(Stored records)
________________

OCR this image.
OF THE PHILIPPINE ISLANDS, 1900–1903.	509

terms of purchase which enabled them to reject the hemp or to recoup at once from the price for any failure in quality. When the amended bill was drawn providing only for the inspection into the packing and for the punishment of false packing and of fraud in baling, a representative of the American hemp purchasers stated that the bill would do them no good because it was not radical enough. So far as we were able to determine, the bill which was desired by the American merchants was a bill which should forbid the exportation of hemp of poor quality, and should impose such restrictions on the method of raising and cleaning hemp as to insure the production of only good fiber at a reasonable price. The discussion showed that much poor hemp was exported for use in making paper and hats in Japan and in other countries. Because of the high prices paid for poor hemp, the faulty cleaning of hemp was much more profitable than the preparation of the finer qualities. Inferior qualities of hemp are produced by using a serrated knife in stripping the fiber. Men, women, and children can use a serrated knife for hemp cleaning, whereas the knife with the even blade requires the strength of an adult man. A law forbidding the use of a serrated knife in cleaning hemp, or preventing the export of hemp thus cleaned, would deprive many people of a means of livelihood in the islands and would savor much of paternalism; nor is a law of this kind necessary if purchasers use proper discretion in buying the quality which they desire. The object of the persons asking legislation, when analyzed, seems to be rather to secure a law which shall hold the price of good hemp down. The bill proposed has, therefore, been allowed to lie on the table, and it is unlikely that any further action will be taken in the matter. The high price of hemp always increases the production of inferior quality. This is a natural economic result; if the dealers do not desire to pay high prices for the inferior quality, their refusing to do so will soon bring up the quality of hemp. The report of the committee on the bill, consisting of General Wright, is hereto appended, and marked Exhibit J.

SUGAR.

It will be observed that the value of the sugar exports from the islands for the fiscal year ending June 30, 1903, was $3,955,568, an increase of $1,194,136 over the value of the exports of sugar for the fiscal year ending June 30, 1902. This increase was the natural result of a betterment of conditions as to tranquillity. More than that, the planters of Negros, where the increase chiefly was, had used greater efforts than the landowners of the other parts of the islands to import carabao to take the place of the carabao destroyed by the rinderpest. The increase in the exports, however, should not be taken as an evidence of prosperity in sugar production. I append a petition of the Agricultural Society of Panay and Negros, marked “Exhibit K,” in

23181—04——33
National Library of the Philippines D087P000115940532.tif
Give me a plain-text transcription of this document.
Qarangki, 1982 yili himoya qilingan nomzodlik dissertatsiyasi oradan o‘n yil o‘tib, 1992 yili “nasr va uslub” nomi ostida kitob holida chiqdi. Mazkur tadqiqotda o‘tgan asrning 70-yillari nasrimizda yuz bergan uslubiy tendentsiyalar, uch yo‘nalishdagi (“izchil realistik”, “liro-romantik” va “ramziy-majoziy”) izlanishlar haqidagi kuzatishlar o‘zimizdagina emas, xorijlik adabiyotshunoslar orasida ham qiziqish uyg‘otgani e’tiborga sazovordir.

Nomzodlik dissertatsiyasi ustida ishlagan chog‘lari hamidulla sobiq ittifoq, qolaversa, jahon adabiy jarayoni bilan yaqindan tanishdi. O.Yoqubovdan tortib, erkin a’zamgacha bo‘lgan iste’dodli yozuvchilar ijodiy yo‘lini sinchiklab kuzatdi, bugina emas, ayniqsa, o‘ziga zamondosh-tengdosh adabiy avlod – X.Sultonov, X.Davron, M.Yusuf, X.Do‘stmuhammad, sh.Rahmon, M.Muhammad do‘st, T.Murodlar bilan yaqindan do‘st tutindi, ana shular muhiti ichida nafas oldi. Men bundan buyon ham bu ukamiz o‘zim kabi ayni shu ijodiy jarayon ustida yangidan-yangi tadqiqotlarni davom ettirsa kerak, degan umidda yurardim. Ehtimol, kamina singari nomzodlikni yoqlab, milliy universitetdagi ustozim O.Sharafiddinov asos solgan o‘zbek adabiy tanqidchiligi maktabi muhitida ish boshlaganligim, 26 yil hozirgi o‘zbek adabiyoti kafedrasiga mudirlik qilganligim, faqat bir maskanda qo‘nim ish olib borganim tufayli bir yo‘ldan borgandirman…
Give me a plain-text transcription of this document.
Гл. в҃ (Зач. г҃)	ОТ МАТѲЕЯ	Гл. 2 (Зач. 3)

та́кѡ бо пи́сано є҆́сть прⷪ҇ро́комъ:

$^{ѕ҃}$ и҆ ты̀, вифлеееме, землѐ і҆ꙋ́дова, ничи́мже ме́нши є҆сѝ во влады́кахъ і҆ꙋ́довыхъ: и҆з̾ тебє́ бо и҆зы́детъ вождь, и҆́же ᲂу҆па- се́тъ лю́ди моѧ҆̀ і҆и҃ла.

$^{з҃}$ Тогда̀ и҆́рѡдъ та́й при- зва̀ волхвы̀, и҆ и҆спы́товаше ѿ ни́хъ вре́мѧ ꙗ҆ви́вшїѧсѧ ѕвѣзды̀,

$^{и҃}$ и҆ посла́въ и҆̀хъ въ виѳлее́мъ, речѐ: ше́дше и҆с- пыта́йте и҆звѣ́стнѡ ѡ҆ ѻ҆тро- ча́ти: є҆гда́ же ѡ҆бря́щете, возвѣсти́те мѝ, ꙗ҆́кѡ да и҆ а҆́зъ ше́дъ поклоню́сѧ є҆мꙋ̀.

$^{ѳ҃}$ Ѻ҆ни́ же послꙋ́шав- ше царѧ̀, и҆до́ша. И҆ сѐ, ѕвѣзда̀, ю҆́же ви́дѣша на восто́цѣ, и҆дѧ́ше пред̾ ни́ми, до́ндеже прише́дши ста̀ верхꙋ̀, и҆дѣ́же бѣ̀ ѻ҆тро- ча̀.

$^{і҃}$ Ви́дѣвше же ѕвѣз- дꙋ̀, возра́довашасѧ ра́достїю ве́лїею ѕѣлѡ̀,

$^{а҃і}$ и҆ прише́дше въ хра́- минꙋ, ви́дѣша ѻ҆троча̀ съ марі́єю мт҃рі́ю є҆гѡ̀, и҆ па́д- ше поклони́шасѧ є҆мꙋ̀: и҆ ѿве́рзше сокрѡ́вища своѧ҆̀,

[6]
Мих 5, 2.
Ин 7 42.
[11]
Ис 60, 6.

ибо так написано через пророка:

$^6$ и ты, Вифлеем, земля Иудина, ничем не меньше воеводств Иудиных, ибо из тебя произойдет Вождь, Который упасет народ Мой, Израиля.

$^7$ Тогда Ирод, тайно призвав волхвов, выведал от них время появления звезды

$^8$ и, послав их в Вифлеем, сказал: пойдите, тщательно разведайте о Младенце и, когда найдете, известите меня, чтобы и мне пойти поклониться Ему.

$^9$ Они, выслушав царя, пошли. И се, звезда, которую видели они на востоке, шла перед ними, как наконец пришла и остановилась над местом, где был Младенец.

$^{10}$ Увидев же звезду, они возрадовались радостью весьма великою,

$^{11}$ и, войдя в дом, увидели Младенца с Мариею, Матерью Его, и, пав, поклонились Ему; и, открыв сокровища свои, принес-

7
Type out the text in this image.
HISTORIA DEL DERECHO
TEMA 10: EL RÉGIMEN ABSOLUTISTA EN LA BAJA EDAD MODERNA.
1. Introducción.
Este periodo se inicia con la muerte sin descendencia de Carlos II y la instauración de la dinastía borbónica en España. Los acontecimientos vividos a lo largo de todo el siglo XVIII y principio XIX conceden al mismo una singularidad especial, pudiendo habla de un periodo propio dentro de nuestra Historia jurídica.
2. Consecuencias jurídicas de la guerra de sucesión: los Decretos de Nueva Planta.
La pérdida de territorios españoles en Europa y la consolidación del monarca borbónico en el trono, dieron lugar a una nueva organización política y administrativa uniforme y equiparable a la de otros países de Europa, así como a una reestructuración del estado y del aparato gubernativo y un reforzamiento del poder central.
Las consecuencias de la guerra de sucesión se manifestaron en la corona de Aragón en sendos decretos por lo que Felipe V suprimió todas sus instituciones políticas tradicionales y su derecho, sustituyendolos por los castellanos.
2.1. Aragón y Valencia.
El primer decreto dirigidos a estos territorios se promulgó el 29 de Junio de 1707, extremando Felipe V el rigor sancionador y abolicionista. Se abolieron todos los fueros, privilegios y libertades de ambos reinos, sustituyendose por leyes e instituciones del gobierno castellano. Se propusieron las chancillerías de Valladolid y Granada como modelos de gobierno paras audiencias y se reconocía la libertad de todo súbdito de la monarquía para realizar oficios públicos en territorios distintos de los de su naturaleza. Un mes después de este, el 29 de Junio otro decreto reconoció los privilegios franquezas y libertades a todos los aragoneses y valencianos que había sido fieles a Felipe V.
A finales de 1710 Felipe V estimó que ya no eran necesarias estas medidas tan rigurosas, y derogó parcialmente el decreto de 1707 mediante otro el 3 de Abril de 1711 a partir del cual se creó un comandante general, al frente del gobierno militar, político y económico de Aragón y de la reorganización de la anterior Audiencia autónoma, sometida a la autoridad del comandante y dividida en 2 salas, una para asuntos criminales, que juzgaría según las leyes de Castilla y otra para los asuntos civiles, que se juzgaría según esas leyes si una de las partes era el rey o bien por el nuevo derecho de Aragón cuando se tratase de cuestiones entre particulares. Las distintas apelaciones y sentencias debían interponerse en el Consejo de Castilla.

________________

» DIRECTION
Of the lines above, how many hold the word "image"? Say the number alone.

» FULL RESPONSE
2